■ Exercise directions
How many lines of the material below contain the string "text"? Answer with the number and nothing else.

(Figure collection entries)
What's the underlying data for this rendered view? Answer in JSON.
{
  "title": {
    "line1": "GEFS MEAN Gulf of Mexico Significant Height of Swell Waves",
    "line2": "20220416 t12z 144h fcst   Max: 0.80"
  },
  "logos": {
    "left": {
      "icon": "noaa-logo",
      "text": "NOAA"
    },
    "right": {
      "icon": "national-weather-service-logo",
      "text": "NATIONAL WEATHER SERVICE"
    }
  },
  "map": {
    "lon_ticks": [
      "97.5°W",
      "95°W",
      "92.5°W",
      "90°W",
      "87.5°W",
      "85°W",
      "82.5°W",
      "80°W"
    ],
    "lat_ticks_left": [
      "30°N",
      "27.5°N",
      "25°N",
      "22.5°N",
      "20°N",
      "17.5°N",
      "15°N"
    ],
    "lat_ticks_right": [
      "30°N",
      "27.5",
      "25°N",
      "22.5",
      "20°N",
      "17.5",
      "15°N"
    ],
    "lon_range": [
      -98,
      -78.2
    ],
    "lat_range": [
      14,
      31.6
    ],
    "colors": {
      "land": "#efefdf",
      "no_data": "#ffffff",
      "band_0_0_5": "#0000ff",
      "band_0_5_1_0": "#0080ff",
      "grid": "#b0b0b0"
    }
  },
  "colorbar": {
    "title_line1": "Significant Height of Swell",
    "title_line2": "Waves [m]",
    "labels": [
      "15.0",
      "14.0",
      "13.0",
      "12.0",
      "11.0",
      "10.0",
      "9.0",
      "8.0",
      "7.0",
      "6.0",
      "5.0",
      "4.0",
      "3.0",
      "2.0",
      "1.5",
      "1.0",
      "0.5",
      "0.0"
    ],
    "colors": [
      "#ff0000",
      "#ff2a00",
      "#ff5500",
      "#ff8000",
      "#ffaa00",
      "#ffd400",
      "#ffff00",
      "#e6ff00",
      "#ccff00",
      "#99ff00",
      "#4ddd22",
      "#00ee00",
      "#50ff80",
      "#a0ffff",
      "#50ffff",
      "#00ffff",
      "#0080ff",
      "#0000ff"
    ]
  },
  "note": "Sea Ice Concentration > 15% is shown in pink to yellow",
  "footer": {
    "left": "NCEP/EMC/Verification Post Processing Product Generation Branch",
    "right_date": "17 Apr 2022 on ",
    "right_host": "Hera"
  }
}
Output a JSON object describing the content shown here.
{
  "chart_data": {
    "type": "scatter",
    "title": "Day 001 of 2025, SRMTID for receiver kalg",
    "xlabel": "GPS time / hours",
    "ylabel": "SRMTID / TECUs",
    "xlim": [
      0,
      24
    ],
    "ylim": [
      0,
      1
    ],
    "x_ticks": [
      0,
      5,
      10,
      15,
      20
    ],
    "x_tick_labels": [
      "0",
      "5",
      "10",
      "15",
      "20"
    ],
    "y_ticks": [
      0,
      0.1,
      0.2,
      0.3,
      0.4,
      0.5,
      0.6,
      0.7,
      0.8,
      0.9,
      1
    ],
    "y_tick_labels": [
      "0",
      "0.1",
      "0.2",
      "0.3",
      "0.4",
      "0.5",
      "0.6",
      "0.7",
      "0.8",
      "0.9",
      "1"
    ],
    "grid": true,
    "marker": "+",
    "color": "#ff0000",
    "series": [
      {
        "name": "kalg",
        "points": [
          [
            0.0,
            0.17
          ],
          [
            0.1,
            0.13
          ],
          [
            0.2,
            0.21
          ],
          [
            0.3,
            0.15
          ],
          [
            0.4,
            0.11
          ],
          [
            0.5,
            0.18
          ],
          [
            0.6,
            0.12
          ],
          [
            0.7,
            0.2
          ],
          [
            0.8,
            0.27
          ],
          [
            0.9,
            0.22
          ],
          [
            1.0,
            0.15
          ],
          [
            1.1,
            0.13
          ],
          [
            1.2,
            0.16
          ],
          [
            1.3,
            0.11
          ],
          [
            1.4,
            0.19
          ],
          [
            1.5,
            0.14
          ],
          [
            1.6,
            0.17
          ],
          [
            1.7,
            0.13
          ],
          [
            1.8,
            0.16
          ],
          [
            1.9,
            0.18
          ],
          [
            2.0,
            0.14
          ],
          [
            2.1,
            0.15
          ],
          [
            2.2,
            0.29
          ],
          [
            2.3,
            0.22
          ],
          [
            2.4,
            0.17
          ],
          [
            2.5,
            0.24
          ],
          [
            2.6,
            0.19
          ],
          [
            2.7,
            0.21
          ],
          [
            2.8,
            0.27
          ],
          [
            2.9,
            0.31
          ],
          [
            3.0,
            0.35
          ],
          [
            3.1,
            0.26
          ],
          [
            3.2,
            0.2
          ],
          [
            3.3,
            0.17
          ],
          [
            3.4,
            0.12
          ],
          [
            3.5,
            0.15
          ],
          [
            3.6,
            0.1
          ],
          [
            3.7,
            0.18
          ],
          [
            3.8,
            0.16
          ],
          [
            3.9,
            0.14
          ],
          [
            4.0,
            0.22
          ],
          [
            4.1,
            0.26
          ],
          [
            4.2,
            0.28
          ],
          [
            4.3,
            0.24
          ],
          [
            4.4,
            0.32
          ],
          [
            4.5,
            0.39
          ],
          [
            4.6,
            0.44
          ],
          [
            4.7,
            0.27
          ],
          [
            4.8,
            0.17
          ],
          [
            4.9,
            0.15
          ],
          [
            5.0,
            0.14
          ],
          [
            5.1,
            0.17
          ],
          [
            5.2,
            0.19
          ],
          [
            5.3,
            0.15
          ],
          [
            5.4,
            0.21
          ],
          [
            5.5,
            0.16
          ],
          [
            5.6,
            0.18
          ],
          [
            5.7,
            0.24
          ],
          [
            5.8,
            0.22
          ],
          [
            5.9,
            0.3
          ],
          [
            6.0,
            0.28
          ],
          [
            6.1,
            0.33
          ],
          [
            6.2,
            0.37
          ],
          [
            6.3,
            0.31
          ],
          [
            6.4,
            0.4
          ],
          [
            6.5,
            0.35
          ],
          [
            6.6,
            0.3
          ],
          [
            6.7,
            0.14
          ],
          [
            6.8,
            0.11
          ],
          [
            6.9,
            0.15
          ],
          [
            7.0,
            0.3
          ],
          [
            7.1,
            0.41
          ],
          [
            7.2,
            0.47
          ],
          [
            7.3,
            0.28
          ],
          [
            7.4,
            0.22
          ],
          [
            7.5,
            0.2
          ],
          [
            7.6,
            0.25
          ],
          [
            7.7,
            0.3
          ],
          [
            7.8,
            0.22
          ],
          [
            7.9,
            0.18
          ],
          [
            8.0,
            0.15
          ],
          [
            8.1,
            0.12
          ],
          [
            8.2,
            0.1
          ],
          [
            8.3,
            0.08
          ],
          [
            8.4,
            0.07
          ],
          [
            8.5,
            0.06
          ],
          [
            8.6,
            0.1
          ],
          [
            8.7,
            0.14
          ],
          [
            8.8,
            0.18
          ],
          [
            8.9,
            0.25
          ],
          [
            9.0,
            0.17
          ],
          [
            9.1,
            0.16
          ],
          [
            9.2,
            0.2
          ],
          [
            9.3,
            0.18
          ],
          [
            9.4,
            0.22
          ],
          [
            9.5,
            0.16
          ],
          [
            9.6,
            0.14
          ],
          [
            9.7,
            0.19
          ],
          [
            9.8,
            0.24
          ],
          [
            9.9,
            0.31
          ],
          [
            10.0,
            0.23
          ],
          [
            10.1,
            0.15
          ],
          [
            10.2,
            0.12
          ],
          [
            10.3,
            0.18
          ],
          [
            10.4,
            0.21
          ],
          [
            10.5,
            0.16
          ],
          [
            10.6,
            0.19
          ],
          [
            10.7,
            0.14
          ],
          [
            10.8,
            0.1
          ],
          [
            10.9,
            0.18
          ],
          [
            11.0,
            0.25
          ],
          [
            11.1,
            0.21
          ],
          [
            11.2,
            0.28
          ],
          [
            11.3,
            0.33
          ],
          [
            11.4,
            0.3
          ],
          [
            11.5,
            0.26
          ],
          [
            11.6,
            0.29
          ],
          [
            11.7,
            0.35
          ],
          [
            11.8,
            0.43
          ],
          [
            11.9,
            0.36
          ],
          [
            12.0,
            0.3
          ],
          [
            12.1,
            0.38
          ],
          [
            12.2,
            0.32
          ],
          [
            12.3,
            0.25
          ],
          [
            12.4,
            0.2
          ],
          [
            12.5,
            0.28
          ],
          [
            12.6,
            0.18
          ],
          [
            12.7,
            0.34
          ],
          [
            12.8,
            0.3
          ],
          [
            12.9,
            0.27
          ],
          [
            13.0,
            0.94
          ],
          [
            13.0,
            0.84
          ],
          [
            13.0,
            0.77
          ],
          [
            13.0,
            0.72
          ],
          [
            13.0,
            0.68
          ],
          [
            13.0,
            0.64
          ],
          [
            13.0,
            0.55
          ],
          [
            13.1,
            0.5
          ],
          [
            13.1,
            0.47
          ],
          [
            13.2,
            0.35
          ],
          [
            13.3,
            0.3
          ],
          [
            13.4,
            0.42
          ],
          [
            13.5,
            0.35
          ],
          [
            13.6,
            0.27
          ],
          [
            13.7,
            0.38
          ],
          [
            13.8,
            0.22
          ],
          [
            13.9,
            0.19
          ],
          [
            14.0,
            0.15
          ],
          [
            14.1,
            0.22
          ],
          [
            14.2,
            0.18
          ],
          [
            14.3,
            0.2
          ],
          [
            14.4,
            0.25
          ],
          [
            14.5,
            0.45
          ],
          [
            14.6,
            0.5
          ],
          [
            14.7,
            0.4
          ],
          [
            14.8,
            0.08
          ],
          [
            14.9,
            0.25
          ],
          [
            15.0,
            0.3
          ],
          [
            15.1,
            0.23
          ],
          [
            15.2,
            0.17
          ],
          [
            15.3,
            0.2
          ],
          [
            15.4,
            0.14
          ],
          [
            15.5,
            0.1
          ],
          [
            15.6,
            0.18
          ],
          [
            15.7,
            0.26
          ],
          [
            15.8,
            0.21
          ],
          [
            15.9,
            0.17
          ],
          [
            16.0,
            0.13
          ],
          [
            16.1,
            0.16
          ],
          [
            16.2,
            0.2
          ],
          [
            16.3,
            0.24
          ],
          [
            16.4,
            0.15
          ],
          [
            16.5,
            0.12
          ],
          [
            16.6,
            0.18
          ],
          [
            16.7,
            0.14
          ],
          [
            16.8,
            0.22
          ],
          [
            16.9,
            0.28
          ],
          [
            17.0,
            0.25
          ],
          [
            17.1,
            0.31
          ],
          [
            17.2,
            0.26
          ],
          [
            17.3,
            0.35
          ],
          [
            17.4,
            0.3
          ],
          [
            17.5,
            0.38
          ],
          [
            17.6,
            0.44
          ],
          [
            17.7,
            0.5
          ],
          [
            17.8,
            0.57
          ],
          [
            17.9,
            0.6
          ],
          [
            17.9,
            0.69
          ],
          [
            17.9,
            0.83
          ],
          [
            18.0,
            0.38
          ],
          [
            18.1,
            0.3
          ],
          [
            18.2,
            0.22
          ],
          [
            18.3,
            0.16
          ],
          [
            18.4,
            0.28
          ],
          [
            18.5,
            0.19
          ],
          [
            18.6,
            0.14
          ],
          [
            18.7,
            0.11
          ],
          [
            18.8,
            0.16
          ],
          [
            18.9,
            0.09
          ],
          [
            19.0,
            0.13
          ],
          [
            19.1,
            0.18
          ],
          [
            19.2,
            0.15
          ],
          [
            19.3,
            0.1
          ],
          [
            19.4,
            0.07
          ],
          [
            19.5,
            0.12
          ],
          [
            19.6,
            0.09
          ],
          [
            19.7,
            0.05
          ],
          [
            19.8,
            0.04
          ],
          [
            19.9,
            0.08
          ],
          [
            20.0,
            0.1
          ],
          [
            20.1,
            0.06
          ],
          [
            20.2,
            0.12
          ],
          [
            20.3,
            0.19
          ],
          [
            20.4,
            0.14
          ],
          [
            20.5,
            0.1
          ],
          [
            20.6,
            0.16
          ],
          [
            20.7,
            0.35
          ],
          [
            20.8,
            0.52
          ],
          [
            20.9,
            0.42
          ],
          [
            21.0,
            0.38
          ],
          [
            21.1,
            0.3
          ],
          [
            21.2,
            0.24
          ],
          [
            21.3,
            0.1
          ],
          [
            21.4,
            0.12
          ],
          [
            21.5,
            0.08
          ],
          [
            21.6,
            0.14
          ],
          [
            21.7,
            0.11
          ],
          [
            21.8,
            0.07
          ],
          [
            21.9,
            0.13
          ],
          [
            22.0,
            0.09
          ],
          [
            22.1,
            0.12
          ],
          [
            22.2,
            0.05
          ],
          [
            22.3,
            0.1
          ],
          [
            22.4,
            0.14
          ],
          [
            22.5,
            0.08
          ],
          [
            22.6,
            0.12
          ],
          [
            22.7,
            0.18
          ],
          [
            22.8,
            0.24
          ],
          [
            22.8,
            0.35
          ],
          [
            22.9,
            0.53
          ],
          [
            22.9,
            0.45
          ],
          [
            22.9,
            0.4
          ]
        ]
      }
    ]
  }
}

■ Response
2